Select the lines below containing the word "this".

(Extracted records)
----

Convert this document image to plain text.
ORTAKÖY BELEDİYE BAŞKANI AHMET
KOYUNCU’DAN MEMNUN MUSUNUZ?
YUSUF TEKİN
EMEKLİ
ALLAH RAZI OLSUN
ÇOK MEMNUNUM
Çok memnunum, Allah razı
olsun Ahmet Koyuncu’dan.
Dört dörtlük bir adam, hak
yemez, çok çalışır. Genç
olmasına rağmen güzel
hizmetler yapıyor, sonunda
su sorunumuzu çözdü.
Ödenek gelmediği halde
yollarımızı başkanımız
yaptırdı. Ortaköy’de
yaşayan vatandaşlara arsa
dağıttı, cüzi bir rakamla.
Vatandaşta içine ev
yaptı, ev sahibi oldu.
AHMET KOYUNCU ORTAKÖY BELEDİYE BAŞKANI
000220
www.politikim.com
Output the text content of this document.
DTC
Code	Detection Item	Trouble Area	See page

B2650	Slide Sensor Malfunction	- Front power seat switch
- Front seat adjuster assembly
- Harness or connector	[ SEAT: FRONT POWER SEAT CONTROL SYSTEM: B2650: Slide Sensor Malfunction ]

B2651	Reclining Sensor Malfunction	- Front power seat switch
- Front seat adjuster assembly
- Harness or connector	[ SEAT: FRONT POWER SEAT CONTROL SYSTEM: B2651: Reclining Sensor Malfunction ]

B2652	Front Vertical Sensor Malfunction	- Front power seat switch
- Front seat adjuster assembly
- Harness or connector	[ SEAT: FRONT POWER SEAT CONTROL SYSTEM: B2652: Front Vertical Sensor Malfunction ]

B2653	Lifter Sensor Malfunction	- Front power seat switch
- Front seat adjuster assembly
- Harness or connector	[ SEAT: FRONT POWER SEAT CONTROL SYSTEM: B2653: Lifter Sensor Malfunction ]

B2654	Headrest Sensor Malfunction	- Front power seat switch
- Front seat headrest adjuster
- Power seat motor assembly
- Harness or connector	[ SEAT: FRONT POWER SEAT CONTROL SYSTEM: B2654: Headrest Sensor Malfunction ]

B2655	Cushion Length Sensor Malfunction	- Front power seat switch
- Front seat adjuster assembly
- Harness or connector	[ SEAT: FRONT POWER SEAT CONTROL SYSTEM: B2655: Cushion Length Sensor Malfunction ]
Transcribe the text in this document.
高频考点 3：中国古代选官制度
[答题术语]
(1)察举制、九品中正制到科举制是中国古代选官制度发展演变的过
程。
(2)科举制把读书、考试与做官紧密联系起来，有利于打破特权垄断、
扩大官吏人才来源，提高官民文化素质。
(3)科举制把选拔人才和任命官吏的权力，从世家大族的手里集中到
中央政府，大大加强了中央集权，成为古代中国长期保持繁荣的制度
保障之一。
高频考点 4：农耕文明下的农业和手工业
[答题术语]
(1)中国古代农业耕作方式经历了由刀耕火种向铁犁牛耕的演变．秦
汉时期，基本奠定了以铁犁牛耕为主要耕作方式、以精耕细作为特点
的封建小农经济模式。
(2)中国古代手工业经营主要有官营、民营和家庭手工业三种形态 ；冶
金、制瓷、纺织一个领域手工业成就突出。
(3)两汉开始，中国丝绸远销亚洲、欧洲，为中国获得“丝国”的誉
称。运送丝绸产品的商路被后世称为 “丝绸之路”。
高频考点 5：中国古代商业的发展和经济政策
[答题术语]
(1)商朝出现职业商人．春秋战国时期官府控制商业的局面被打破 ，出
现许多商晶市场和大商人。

----

== SOLUTION TO THE EXERCISE ==
Convert this document image to plain text.
Output the text content of this document.
Transcribe the text in this document.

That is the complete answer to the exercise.